**Instructions to follow:** Search the data below for the string "content". Extract every line that contains it.

╭─ Data to process

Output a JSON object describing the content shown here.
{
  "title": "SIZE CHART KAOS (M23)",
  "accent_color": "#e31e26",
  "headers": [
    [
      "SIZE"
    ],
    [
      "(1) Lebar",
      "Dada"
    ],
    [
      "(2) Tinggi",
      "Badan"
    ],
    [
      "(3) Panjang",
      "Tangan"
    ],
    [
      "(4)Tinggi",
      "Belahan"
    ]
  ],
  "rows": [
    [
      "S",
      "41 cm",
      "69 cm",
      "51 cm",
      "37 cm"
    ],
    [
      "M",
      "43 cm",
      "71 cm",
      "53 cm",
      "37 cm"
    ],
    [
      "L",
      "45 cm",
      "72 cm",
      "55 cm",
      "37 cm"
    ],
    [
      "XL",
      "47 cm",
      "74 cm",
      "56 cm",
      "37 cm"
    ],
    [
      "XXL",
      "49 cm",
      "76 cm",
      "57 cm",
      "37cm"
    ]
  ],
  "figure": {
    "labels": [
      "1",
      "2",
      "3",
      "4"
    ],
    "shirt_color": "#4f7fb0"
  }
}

╰─
╭─ Data to process

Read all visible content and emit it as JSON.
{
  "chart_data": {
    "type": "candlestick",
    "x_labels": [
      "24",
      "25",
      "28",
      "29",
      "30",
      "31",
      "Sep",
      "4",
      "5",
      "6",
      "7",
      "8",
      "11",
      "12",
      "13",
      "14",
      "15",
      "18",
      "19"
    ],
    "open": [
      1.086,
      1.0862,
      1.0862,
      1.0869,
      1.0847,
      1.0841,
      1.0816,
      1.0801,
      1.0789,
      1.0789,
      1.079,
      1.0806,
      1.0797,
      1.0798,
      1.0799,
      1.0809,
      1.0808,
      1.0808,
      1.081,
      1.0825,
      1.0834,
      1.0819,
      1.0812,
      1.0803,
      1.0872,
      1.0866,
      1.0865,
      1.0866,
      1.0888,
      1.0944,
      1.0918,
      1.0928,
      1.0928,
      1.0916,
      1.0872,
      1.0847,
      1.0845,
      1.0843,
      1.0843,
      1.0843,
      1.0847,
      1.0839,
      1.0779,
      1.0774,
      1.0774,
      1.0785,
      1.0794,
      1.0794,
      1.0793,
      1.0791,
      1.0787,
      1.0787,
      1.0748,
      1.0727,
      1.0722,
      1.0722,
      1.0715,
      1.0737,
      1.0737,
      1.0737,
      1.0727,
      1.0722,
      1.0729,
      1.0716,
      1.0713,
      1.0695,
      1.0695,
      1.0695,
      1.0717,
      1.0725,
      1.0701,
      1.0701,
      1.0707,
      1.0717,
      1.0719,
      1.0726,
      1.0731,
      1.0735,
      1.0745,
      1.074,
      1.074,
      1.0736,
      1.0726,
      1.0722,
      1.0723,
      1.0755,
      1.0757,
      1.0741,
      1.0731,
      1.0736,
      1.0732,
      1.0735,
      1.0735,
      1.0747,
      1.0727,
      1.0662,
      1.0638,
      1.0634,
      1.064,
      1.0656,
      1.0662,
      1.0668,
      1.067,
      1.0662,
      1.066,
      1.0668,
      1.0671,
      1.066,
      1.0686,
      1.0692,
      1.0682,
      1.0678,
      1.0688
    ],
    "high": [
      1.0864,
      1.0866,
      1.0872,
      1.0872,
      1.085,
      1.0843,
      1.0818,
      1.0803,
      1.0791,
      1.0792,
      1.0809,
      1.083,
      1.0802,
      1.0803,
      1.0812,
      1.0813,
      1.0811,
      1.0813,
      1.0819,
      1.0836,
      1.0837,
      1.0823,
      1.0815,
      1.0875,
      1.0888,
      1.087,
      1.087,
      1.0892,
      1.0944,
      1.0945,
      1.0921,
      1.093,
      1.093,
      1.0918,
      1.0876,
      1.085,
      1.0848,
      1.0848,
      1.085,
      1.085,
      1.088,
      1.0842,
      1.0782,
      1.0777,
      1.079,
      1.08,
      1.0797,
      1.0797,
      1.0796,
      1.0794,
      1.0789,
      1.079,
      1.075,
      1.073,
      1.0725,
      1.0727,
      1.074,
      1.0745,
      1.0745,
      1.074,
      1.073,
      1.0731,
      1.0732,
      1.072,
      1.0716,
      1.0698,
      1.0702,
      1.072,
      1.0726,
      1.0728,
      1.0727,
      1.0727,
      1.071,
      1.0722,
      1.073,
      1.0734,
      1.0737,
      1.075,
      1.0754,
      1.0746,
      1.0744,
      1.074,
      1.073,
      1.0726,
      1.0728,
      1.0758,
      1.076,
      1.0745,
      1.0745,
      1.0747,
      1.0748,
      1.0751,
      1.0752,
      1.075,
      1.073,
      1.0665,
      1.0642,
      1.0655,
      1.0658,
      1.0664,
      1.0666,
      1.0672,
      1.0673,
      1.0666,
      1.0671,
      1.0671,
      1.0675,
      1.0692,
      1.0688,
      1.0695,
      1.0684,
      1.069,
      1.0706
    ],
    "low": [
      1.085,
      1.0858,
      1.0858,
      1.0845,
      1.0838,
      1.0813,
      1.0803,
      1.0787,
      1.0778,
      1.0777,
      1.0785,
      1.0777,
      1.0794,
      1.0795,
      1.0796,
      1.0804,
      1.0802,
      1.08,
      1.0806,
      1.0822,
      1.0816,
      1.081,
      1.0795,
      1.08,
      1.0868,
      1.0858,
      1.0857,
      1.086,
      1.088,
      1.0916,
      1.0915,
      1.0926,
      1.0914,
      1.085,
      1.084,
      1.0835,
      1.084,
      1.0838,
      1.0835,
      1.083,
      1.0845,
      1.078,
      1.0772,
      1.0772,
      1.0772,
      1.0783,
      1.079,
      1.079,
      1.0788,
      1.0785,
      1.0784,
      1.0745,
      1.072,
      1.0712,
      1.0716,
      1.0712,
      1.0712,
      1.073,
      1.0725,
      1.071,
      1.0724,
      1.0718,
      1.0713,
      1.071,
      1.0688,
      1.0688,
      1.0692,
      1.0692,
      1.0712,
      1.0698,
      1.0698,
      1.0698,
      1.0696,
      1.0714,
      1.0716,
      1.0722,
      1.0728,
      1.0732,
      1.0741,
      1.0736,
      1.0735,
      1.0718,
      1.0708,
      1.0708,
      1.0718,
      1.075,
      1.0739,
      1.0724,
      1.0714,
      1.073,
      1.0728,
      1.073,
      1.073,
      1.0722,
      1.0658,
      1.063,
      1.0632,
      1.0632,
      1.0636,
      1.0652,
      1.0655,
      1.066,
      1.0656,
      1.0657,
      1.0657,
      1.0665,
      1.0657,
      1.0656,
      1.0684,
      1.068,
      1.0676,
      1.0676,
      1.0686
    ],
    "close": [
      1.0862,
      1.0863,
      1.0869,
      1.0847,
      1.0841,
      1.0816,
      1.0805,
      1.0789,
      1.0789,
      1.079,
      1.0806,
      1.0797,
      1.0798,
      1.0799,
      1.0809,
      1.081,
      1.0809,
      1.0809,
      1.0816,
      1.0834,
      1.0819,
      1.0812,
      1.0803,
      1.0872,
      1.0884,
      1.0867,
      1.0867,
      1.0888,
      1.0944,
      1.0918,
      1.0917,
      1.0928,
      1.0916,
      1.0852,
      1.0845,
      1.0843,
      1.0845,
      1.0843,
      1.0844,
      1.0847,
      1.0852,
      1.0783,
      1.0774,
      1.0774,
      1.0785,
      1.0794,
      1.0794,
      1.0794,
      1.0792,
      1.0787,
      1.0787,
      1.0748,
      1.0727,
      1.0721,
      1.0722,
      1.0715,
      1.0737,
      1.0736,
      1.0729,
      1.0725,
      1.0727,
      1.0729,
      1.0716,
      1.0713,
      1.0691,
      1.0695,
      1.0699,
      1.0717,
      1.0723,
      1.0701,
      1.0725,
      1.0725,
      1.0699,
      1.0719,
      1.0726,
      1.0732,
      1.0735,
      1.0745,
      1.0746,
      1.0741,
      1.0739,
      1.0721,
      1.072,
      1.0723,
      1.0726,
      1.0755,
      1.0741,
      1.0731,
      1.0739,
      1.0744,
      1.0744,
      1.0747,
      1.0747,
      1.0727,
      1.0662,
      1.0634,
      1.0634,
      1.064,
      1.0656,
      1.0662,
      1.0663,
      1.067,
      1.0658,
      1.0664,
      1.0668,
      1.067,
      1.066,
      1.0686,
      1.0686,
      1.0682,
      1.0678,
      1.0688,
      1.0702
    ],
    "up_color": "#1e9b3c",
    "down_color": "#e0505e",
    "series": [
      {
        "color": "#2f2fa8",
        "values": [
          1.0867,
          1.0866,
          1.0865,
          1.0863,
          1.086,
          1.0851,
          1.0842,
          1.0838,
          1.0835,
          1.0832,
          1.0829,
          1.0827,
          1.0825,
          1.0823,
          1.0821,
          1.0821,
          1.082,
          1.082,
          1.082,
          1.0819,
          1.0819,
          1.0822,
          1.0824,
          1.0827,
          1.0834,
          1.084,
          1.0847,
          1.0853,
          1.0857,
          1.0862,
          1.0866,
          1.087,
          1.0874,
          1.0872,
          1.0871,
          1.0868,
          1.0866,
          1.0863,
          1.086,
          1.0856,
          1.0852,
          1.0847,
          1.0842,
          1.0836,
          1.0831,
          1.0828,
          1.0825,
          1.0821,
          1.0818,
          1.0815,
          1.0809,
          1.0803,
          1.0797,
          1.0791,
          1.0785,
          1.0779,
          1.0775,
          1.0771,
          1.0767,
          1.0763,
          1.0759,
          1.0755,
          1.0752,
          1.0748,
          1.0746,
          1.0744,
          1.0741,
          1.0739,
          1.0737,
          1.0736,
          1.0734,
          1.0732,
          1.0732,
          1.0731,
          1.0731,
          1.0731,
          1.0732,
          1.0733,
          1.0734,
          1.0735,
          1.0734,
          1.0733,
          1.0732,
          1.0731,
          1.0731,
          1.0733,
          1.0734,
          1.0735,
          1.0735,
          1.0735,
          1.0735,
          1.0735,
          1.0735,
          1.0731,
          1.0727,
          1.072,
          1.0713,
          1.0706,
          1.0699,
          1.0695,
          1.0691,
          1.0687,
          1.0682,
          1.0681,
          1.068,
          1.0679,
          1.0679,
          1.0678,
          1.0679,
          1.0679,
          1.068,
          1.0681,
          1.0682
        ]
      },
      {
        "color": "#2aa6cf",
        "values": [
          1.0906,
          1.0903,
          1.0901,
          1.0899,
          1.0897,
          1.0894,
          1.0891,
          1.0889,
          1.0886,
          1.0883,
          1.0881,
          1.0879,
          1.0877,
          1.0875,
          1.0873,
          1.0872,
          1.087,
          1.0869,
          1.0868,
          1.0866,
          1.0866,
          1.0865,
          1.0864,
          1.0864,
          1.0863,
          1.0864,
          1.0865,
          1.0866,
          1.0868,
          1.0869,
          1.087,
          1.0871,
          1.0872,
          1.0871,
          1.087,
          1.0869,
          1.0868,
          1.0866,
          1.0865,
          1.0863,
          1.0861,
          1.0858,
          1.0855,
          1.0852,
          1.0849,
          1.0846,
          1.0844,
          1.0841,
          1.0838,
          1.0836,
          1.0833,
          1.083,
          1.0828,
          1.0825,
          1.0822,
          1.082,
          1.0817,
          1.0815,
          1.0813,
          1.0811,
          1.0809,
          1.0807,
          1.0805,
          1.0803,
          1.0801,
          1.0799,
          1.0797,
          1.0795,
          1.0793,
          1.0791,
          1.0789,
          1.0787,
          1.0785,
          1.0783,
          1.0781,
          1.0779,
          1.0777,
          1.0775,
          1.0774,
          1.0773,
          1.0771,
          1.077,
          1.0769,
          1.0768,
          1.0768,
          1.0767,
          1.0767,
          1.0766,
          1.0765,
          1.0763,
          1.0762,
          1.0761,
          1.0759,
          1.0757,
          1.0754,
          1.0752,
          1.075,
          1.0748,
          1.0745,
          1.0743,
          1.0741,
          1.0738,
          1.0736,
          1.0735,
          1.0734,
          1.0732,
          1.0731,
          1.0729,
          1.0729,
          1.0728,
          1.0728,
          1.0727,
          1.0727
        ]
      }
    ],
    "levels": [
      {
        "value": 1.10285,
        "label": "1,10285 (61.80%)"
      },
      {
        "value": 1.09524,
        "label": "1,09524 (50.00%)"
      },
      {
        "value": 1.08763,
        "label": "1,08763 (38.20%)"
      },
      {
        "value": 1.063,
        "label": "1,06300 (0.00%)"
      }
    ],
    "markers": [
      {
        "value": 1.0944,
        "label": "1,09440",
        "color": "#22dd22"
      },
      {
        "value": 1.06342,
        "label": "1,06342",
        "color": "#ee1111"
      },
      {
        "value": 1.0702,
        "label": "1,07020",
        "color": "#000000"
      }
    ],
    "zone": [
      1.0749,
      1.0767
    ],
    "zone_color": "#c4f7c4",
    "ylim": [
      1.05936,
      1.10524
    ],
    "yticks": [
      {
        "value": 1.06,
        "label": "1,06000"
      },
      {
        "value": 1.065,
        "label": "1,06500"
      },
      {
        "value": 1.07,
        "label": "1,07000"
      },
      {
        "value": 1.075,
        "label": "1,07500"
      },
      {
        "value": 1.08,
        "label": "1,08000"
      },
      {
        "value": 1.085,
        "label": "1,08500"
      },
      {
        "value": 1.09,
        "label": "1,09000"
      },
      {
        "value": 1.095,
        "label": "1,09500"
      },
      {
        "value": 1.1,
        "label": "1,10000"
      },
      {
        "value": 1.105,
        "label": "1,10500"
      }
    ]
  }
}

╰─

**The solution:**
Output a JSON object describing the content shown here.
Read all visible content and emit it as JSON.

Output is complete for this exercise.